[Begin]
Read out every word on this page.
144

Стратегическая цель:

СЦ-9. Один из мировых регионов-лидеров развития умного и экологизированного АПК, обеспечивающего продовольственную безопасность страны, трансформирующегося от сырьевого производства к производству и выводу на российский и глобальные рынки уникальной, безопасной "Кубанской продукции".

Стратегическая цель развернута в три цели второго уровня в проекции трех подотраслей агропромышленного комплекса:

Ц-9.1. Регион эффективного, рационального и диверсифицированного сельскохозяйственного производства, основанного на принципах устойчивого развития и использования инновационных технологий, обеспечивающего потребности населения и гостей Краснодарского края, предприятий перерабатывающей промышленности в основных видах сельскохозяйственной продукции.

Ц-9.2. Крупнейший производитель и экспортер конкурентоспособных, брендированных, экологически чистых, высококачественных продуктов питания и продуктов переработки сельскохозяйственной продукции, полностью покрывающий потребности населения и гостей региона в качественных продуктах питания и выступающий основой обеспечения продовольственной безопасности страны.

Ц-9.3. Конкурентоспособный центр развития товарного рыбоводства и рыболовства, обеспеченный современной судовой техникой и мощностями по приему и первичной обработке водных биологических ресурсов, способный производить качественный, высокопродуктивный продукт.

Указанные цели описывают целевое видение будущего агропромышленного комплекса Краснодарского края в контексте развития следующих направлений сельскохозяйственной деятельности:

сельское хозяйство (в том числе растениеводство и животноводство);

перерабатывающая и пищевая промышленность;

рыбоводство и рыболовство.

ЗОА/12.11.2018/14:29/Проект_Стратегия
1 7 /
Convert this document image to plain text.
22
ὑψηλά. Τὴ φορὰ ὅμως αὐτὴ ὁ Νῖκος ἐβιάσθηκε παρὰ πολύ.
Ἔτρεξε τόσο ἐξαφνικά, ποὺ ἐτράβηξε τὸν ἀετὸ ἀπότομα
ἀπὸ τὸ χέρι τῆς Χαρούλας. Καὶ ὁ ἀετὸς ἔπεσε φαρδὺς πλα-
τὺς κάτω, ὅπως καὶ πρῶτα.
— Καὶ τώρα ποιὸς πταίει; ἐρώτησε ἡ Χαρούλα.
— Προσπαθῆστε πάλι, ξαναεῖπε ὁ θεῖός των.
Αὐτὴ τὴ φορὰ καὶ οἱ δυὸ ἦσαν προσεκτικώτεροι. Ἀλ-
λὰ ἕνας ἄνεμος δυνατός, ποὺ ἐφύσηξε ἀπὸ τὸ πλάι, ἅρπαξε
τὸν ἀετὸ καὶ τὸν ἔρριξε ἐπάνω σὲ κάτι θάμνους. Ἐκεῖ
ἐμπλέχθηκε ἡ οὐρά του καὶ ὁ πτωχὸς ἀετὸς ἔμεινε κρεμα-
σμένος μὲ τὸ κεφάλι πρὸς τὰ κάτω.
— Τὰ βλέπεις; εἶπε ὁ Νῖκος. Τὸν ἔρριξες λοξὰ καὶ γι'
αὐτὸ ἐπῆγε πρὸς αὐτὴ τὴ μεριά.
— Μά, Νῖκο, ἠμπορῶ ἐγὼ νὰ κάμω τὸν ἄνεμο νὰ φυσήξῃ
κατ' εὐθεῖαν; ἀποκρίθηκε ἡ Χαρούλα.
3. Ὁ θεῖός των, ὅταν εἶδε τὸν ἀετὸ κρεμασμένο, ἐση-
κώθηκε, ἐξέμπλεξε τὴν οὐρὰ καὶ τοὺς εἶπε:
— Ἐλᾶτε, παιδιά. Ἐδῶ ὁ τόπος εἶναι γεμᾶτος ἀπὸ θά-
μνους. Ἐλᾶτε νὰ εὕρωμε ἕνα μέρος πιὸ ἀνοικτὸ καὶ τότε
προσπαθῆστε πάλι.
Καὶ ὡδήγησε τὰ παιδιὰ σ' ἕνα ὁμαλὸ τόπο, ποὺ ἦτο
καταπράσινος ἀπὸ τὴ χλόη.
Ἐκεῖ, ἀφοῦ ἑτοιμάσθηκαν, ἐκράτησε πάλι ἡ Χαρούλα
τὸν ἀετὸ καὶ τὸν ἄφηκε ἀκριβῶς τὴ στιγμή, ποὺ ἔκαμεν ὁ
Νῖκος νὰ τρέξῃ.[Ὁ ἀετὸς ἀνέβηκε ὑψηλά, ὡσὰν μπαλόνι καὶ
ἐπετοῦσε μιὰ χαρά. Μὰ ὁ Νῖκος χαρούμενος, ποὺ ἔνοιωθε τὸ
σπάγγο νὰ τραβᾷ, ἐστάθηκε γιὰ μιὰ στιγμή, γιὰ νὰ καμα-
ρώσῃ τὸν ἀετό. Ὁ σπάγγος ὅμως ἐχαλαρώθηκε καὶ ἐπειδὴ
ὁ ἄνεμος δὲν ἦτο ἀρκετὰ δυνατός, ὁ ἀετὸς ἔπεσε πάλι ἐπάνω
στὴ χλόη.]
[End]
## Aim of the task
Return all the data above once more, precisely as given.

## Task solution
Read out every word on this page.
144

Стратегическая цель:

СЦ-9. Один из мировых регионов-лидеров развития умного и экологизированного АПК, обеспечивающего продовольственную безопасность страны, трансформирующегося от сырьевого производства к производству и выводу на российский и глобальные рынки уникальной, безопасной "Кубанской продукции".

Стратегическая цель развернута в три цели второго уровня в проекции трех подотраслей агропромышленного комплекса:

Ц-9.1. Регион эффективного, рационального и диверсифицированного сельскохозяйственного производства, основанного на принципах устойчивого развития и использования инновационных технологий, обеспечивающего потребности населения и гостей Краснодарского края, предприятий перерабатывающей промышленности в основных видах сельскохозяйственной продукции.

Ц-9.2. Крупнейший производитель и экспортер конкурентоспособных, брендированных, экологически чистых, высококачественных продуктов питания и продуктов переработки сельскохозяйственной продукции, полностью покрывающий потребности населения и гостей региона в качественных продуктах питания и выступающий основой обеспечения продовольственной безопасности страны.

Ц-9.3. Конкурентоспособный центр развития товарного рыбоводства и рыболовства, обеспеченный современной судовой техникой и мощностями по приему и первичной обработке водных биологических ресурсов, способный производить качественный, высокопродуктивный продукт.

Указанные цели описывают целевое видение будущего агропромышленного комплекса Краснодарского края в контексте развития следующих направлений сельскохозяйственной деятельности:

сельское хозяйство (в том числе растениеводство и животноводство);

перерабатывающая и пищевая промышленность;

рыбоводство и рыболовство.

ЗОА/12.11.2018/14:29/Проект_Стратегия
1 7 /
Convert this document image to plain text.
22
ὑψηλά. Τὴ φορὰ ὅμως αὐτὴ ὁ Νῖκος ἐβιάσθηκε παρὰ πολύ.
Ἔτρεξε τόσο ἐξαφνικά, ποὺ ἐτράβηξε τὸν ἀετὸ ἀπότομα
ἀπὸ τὸ χέρι τῆς Χαρούλας. Καὶ ὁ ἀετὸς ἔπεσε φαρδὺς πλα-
τὺς κάτω, ὅπως καὶ πρῶτα.
— Καὶ τώρα ποιὸς πταίει; ἐρώτησε ἡ Χαρούλα.
— Προσπαθῆστε πάλι, ξαναεῖπε ὁ θεῖός των.
Αὐτὴ τὴ φορὰ καὶ οἱ δυὸ ἦσαν προσεκτικώτεροι. Ἀλ-
λὰ ἕνας ἄνεμος δυνατός, ποὺ ἐφύσηξε ἀπὸ τὸ πλάι, ἅρπαξε
τὸν ἀετὸ καὶ τὸν ἔρριξε ἐπάνω σὲ κάτι θάμνους. Ἐκεῖ
ἐμπλέχθηκε ἡ οὐρά του καὶ ὁ πτωχὸς ἀετὸς ἔμεινε κρεμα-
σμένος μὲ τὸ κεφάλι πρὸς τὰ κάτω.
— Τὰ βλέπεις; εἶπε ὁ Νῖκος. Τὸν ἔρριξες λοξὰ καὶ γι'
αὐτὸ ἐπῆγε πρὸς αὐτὴ τὴ μεριά.
— Μά, Νῖκο, ἠμπορῶ ἐγὼ νὰ κάμω τὸν ἄνεμο νὰ φυσήξῃ
κατ' εὐθεῖαν; ἀποκρίθηκε ἡ Χαρούλα.
3. Ὁ θεῖός των, ὅταν εἶδε τὸν ἀετὸ κρεμασμένο, ἐση-
κώθηκε, ἐξέμπλεξε τὴν οὐρὰ καὶ τοὺς εἶπε:
— Ἐλᾶτε, παιδιά. Ἐδῶ ὁ τόπος εἶναι γεμᾶτος ἀπὸ θά-
μνους. Ἐλᾶτε νὰ εὕρωμε ἕνα μέρος πιὸ ἀνοικτὸ καὶ τότε
προσπαθῆστε πάλι.
Καὶ ὡδήγησε τὰ παιδιὰ σ' ἕνα ὁμαλὸ τόπο, ποὺ ἦτο
καταπράσινος ἀπὸ τὴ χλόη.
Ἐκεῖ, ἀφοῦ ἑτοιμάσθηκαν, ἐκράτησε πάλι ἡ Χαρούλα
τὸν ἀετὸ καὶ τὸν ἄφηκε ἀκριβῶς τὴ στιγμή, ποὺ ἔκαμεν ὁ
Νῖκος νὰ τρέξῃ.[Ὁ ἀετὸς ἀνέβηκε ὑψηλά, ὡσὰν μπαλόνι καὶ
ἐπετοῦσε μιὰ χαρά. Μὰ ὁ Νῖκος χαρούμενος, ποὺ ἔνοιωθε τὸ
σπάγγο νὰ τραβᾷ, ἐστάθηκε γιὰ μιὰ στιγμή, γιὰ νὰ καμα-
ρώσῃ τὸν ἀετό. Ὁ σπάγγος ὅμως ἐχαλαρώθηκε καὶ ἐπειδὴ
ὁ ἄνεμος δὲν ἦτο ἀρκετὰ δυνατός, ὁ ἀετὸς ἔπεσε πάλι ἐπάνω
στὴ χλόη.]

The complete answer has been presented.